_Tasks for this exercise:_
A. Translate this sentence from the text on standing in another's shoes into Spanish: "Both are likely to become increasingly common."
B. Rewrite the text on standing in another's shoes from "Beyond the case" up to and including "discussed briefly above.", putting "neuroscience" in place of "neurology".
C. Answer these questions using the text on standing in another's shoes:
(i) What does society create by its failure to accommodate to people with impairments?
(ii) What still drives decision-making?
(iii) What two new frontiers lie beyond the case of growth attenuation?

----- Source document -----

Standing in another’s shoes

One of history’s lessons is that evidence-based decision-making by those who purport to act in another’s best interest has been elusive. Another is that it is exceptionally difficult to stand in the shoes of a person who is a minor with a disability and predict what that person would want, especially where the person’s life has provided no warrant – no evidence – about what the person would want.

Further, disability is a condition that society creates by its failure to accommodate to people with impairments; impairments are the inherent conditions that affect a person’s functioning. Stigma – the negative connotation arising out of difference (such as impairments) – still drives decision-making.

Parents’ efforts to keep a child as a child may reflect their fear that society will be hostile to the child when the child becomes an adult. The child may evoke different responses than the adult who is demonstrably quite different than other adults, even those with disabilities. Invariably, parents and members of professional teams assisting them reflect the culture in which they have grown up. Predictably, they project that same culture – often an inhospitable one – on people with disabilities.

Only by confronting the unwelcoming culture and celebrating the difference that culture deems unacceptable has progress been made for people with disabilities and their families. Less able is not less worthy, and the more often that message rings loud and clear, the more will less able will not imply less worthy.

Beyond the case of growth attenuation lie two new frontiers. One is neurology and the other involves human-genome alterations. Both can involve fundamental alteration of the inherent or “given” physical or psychological condition. Both are likely to become increasingly common.

What is ethically right? What should public policy condone or condemn when fundamental alterations of the given-self are possible through science? At what point (if any) should our technological capacities wait upon our development of ethical-theological, legal, and cultural responses, or should technology proceed without regard to those responses? The questions then devolve into legal ones, some of which we have discussed briefly above.

----- Extracted entries -----

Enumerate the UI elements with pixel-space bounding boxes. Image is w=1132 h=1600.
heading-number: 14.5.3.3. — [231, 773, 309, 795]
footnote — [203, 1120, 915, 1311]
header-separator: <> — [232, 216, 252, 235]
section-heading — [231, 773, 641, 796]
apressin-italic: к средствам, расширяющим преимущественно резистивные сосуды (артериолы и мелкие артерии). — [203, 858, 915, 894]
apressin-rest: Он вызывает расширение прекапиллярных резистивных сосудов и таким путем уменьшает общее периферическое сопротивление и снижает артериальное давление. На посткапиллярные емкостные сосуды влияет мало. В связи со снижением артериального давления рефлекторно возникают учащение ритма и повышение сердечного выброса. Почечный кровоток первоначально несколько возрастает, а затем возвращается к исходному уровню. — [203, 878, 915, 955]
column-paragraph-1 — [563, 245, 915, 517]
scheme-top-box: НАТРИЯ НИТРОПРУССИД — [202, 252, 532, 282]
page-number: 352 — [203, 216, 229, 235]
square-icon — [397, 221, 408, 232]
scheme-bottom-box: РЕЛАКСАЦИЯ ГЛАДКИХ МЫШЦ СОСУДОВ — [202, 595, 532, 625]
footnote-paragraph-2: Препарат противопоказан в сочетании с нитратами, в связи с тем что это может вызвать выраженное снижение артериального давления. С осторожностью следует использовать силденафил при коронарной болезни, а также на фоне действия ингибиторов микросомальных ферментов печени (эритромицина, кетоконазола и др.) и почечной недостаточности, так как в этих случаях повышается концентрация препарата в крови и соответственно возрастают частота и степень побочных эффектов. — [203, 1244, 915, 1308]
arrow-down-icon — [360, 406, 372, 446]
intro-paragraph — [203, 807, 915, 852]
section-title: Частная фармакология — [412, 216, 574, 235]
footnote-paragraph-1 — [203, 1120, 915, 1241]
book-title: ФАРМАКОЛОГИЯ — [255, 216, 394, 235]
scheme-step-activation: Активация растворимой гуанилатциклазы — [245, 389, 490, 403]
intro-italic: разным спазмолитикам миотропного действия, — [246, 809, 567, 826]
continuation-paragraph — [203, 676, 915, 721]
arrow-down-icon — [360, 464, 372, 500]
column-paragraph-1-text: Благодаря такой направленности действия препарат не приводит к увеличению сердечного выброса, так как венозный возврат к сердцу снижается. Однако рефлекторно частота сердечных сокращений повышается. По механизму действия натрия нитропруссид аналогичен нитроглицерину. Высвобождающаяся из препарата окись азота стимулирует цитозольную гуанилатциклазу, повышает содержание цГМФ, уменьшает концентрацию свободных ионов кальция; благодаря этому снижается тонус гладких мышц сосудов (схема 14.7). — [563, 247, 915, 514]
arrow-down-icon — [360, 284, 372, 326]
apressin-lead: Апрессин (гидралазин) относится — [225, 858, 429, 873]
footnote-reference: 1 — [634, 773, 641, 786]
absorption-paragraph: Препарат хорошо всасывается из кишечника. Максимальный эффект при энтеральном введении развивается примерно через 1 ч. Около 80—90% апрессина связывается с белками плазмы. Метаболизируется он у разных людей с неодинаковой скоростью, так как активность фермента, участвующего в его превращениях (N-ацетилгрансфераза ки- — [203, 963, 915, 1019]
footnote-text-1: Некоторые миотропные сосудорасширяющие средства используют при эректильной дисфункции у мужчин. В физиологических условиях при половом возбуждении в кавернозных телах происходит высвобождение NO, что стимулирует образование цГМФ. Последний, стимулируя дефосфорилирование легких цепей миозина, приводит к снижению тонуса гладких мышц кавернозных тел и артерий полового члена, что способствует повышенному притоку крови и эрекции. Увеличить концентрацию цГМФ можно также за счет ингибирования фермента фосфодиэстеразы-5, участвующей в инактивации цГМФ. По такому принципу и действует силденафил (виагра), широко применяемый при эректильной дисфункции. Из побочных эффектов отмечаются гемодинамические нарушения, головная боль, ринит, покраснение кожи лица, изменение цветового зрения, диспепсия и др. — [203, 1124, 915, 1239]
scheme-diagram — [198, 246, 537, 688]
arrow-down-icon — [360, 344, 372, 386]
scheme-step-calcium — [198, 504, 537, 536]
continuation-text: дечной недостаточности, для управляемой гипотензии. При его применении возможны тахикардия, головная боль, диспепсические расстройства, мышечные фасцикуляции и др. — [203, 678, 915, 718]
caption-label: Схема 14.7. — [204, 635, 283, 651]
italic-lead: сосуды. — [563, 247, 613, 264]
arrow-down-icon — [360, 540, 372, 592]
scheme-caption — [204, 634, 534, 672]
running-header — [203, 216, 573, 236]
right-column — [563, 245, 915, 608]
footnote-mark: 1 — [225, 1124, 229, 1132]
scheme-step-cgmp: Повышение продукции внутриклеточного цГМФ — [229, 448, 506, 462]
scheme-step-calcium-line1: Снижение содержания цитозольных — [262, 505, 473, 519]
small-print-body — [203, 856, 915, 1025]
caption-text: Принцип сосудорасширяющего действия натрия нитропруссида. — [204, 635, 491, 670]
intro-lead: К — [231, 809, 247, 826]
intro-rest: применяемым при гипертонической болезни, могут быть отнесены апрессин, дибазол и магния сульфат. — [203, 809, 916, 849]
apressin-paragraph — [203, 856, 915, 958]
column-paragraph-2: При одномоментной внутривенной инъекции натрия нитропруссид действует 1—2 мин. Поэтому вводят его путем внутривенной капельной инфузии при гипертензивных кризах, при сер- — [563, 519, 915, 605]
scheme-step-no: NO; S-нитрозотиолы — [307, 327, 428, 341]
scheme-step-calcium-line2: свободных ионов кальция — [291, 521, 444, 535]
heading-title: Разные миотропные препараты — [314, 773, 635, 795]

-----

_Your responses:_
A. Es probable que ambas se vuelvan cada vez más comunes.

B.
Beyond the case of growth attenuation lie two new frontiers. One is neuroscience and the other involves human-genome alterations. Both can involve fundamental alteration of the inherent or “given” physical or psychological condition. Both are likely to become increasingly common.

What is ethically right? What should public policy condone or condemn when fundamental alterations of the given-self are possible through science? At what point (if any) should our technological capacities wait upon our development of ethical-theological, legal, and cultural responses, or should technology proceed without regard to those responses? The questions then devolve into legal ones, some of which we have discussed briefly above.

C.
(i) Disability.
(ii) Stigma.
(iii) Neurology and human-genome alterations.